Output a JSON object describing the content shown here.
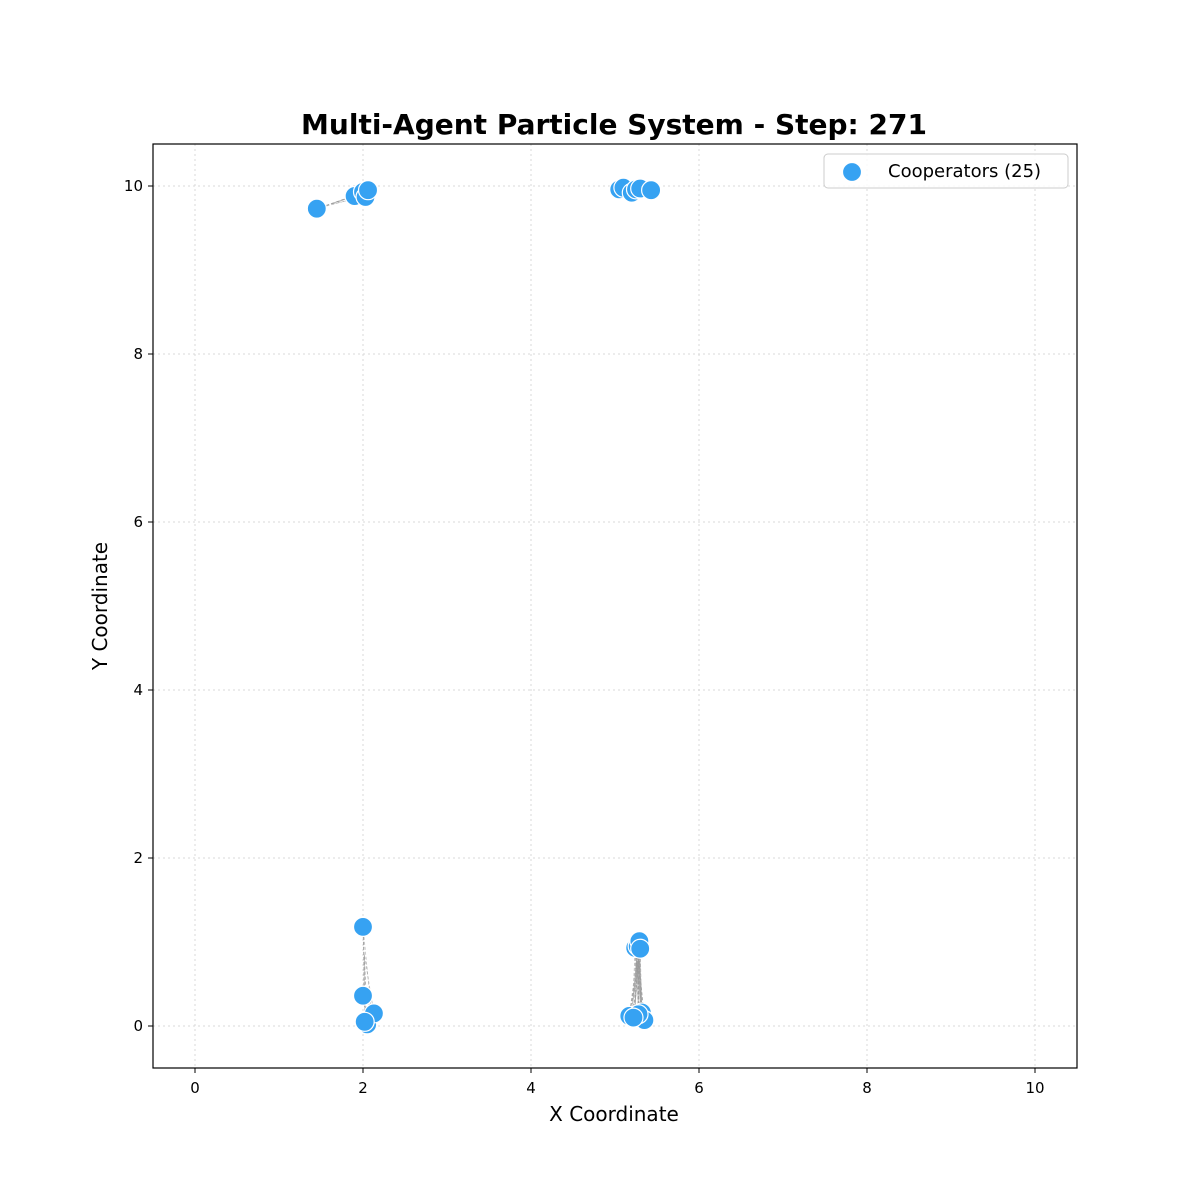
{
  "chart_data": {
    "type": "scatter",
    "title": "Multi-Agent Particle System - Step: 271",
    "xlabel": "X Coordinate",
    "ylabel": "Y Coordinate",
    "xlim": [
      -0.5,
      10.5
    ],
    "ylim": [
      -0.5,
      10.5
    ],
    "xticks": [
      "0",
      "2",
      "4",
      "6",
      "8",
      "10"
    ],
    "yticks": [
      "0",
      "2",
      "4",
      "6",
      "8",
      "10"
    ],
    "grid": true,
    "legend_position": "top-right",
    "series": [
      {
        "name": "Cooperators (25)",
        "color": "#36a2f2",
        "points": [
          {
            "x": 1.45,
            "y": 9.73
          },
          {
            "x": 1.9,
            "y": 9.88
          },
          {
            "x": 2.0,
            "y": 9.93
          },
          {
            "x": 2.03,
            "y": 9.87
          },
          {
            "x": 2.06,
            "y": 9.95
          },
          {
            "x": 5.05,
            "y": 9.96
          },
          {
            "x": 5.1,
            "y": 9.98
          },
          {
            "x": 5.2,
            "y": 9.92
          },
          {
            "x": 5.25,
            "y": 9.96
          },
          {
            "x": 5.3,
            "y": 9.97
          },
          {
            "x": 5.43,
            "y": 9.95
          },
          {
            "x": 2.0,
            "y": 1.18
          },
          {
            "x": 2.0,
            "y": 0.36
          },
          {
            "x": 2.05,
            "y": 0.02
          },
          {
            "x": 2.13,
            "y": 0.15
          },
          {
            "x": 2.02,
            "y": 0.05
          },
          {
            "x": 5.17,
            "y": 0.12
          },
          {
            "x": 5.24,
            "y": 0.93
          },
          {
            "x": 5.27,
            "y": 0.95
          },
          {
            "x": 5.29,
            "y": 1.01
          },
          {
            "x": 5.3,
            "y": 0.92
          },
          {
            "x": 5.32,
            "y": 0.16
          },
          {
            "x": 5.35,
            "y": 0.07
          },
          {
            "x": 5.28,
            "y": 0.14
          },
          {
            "x": 5.22,
            "y": 0.1
          }
        ]
      }
    ]
  }
}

What you should do: All of the entries above should be duplicated exactly, except for the pictures.

Written response:
Output a JSON object describing the content shown here.
{
  "chart_data": {
    "type": "scatter",
    "title": "Multi-Agent Particle System - Step: 271",
    "xlabel": "X Coordinate",
    "ylabel": "Y Coordinate",
    "xlim": [
      -0.5,
      10.5
    ],
    "ylim": [
      -0.5,
      10.5
    ],
    "xticks": [
      "0",
      "2",
      "4",
      "6",
      "8",
      "10"
    ],
    "yticks": [
      "0",
      "2",
      "4",
      "6",
      "8",
      "10"
    ],
    "grid": true,
    "legend_position": "top-right",
    "series": [
      {
        "name": "Cooperators (25)",
        "color": "#36a2f2",
        "points": [
          {
            "x": 1.45,
            "y": 9.73
          },
          {
            "x": 1.9,
            "y": 9.88
          },
          {
            "x": 2.0,
            "y": 9.93
          },
          {
            "x": 2.03,
            "y": 9.87
          },
          {
            "x": 2.06,
            "y": 9.95
          },
          {
            "x": 5.05,
            "y": 9.96
          },
          {
            "x": 5.1,
            "y": 9.98
          },
          {
            "x": 5.2,
            "y": 9.92
          },
          {
            "x": 5.25,
            "y": 9.96
          },
          {
            "x": 5.3,
            "y": 9.97
          },
          {
            "x": 5.43,
            "y": 9.95
          },
          {
            "x": 2.0,
            "y": 1.18
          },
          {
            "x": 2.0,
            "y": 0.36
          },
          {
            "x": 2.05,
            "y": 0.02
          },
          {
            "x": 2.13,
            "y": 0.15
          },
          {
            "x": 2.02,
            "y": 0.05
          },
          {
            "x": 5.17,
            "y": 0.12
          },
          {
            "x": 5.24,
            "y": 0.93
          },
          {
            "x": 5.27,
            "y": 0.95
          },
          {
            "x": 5.29,
            "y": 1.01
          },
          {
            "x": 5.3,
            "y": 0.92
          },
          {
            "x": 5.32,
            "y": 0.16
          },
          {
            "x": 5.35,
            "y": 0.07
          },
          {
            "x": 5.28,
            "y": 0.14
          },
          {
            "x": 5.22,
            "y": 0.1
          }
        ]
      }
    ]
  }
}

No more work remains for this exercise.